--- Begin THE RECORDS ---
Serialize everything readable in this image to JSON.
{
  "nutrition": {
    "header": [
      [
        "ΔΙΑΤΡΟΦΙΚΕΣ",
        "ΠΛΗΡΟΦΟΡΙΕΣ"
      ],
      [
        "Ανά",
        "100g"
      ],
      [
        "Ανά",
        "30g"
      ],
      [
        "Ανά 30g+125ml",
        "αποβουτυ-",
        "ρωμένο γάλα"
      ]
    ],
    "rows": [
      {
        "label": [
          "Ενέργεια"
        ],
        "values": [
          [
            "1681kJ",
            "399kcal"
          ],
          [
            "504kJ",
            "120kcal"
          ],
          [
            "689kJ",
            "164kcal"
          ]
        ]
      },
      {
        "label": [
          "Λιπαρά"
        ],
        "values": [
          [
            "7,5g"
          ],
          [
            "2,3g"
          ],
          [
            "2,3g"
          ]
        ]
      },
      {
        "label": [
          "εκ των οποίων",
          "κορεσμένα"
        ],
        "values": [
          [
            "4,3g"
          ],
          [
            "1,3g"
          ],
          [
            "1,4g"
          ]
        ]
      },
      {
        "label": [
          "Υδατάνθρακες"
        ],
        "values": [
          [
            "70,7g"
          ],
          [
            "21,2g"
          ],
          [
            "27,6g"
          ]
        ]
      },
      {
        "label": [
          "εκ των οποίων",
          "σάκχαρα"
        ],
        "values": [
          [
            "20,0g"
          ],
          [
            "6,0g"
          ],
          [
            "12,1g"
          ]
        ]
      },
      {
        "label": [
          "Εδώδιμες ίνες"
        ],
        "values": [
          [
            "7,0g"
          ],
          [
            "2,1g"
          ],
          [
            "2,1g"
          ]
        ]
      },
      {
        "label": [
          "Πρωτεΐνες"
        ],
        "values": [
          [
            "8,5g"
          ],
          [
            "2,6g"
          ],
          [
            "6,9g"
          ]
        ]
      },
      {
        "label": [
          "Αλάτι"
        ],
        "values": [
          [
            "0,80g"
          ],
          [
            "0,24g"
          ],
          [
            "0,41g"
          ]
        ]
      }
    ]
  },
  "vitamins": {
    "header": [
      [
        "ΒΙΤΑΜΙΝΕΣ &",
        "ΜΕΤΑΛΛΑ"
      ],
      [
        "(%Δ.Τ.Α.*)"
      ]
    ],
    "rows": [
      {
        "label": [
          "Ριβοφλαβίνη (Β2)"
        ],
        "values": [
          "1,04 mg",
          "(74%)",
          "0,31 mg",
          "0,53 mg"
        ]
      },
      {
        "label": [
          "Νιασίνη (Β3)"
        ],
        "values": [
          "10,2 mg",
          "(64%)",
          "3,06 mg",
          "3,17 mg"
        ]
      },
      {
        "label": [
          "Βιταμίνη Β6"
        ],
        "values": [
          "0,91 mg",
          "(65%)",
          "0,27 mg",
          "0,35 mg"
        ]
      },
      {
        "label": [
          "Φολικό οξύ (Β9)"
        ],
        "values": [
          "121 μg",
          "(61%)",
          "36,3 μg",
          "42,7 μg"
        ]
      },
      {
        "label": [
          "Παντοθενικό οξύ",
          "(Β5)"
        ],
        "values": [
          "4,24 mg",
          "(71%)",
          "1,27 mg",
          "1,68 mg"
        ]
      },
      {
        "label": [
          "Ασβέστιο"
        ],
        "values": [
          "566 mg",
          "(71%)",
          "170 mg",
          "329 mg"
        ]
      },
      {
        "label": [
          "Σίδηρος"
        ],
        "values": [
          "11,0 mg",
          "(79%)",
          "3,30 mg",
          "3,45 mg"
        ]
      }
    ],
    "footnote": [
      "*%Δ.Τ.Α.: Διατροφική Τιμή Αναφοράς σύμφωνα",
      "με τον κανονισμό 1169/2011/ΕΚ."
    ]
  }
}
--- End THE RECORDS ---
## GOAL OF THE EXERCISE
Transcribe the data above in full, exactly.

## ANSWER IN FULL
Serialize everything readable in this image to JSON.
{
  "nutrition": {
    "header": [
      [
        "ΔΙΑΤΡΟΦΙΚΕΣ",
        "ΠΛΗΡΟΦΟΡΙΕΣ"
      ],
      [
        "Ανά",
        "100g"
      ],
      [
        "Ανά",
        "30g"
      ],
      [
        "Ανά 30g+125ml",
        "αποβουτυ-",
        "ρωμένο γάλα"
      ]
    ],
    "rows": [
      {
        "label": [
          "Ενέργεια"
        ],
        "values": [
          [
            "1681kJ",
            "399kcal"
          ],
          [
            "504kJ",
            "120kcal"
          ],
          [
            "689kJ",
            "164kcal"
          ]
        ]
      },
      {
        "label": [
          "Λιπαρά"
        ],
        "values": [
          [
            "7,5g"
          ],
          [
            "2,3g"
          ],
          [
            "2,3g"
          ]
        ]
      },
      {
        "label": [
          "εκ των οποίων",
          "κορεσμένα"
        ],
        "values": [
          [
            "4,3g"
          ],
          [
            "1,3g"
          ],
          [
            "1,4g"
          ]
        ]
      },
      {
        "label": [
          "Υδατάνθρακες"
        ],
        "values": [
          [
            "70,7g"
          ],
          [
            "21,2g"
          ],
          [
            "27,6g"
          ]
        ]
      },
      {
        "label": [
          "εκ των οποίων",
          "σάκχαρα"
        ],
        "values": [
          [
            "20,0g"
          ],
          [
            "6,0g"
          ],
          [
            "12,1g"
          ]
        ]
      },
      {
        "label": [
          "Εδώδιμες ίνες"
        ],
        "values": [
          [
            "7,0g"
          ],
          [
            "2,1g"
          ],
          [
            "2,1g"
          ]
        ]
      },
      {
        "label": [
          "Πρωτεΐνες"
        ],
        "values": [
          [
            "8,5g"
          ],
          [
            "2,6g"
          ],
          [
            "6,9g"
          ]
        ]
      },
      {
        "label": [
          "Αλάτι"
        ],
        "values": [
          [
            "0,80g"
          ],
          [
            "0,24g"
          ],
          [
            "0,41g"
          ]
        ]
      }
    ]
  },
  "vitamins": {
    "header": [
      [
        "ΒΙΤΑΜΙΝΕΣ &",
        "ΜΕΤΑΛΛΑ"
      ],
      [
        "(%Δ.Τ.Α.*)"
      ]
    ],
    "rows": [
      {
        "label": [
          "Ριβοφλαβίνη (Β2)"
        ],
        "values": [
          "1,04 mg",
          "(74%)",
          "0,31 mg",
          "0,53 mg"
        ]
      },
      {
        "label": [
          "Νιασίνη (Β3)"
        ],
        "values": [
          "10,2 mg",
          "(64%)",
          "3,06 mg",
          "3,17 mg"
        ]
      },
      {
        "label": [
          "Βιταμίνη Β6"
        ],
        "values": [
          "0,91 mg",
          "(65%)",
          "0,27 mg",
          "0,35 mg"
        ]
      },
      {
        "label": [
          "Φολικό οξύ (Β9)"
        ],
        "values": [
          "121 μg",
          "(61%)",
          "36,3 μg",
          "42,7 μg"
        ]
      },
      {
        "label": [
          "Παντοθενικό οξύ",
          "(Β5)"
        ],
        "values": [
          "4,24 mg",
          "(71%)",
          "1,27 mg",
          "1,68 mg"
        ]
      },
      {
        "label": [
          "Ασβέστιο"
        ],
        "values": [
          "566 mg",
          "(71%)",
          "170 mg",
          "329 mg"
        ]
      },
      {
        "label": [
          "Σίδηρος"
        ],
        "values": [
          "11,0 mg",
          "(79%)",
          "3,30 mg",
          "3,45 mg"
        ]
      }
    ],
    "footnote": [
      "*%Δ.Τ.Α.: Διατροφική Τιμή Αναφοράς σύμφωνα",
      "με τον κανονισμό 1169/2011/ΕΚ."
    ]
  }
}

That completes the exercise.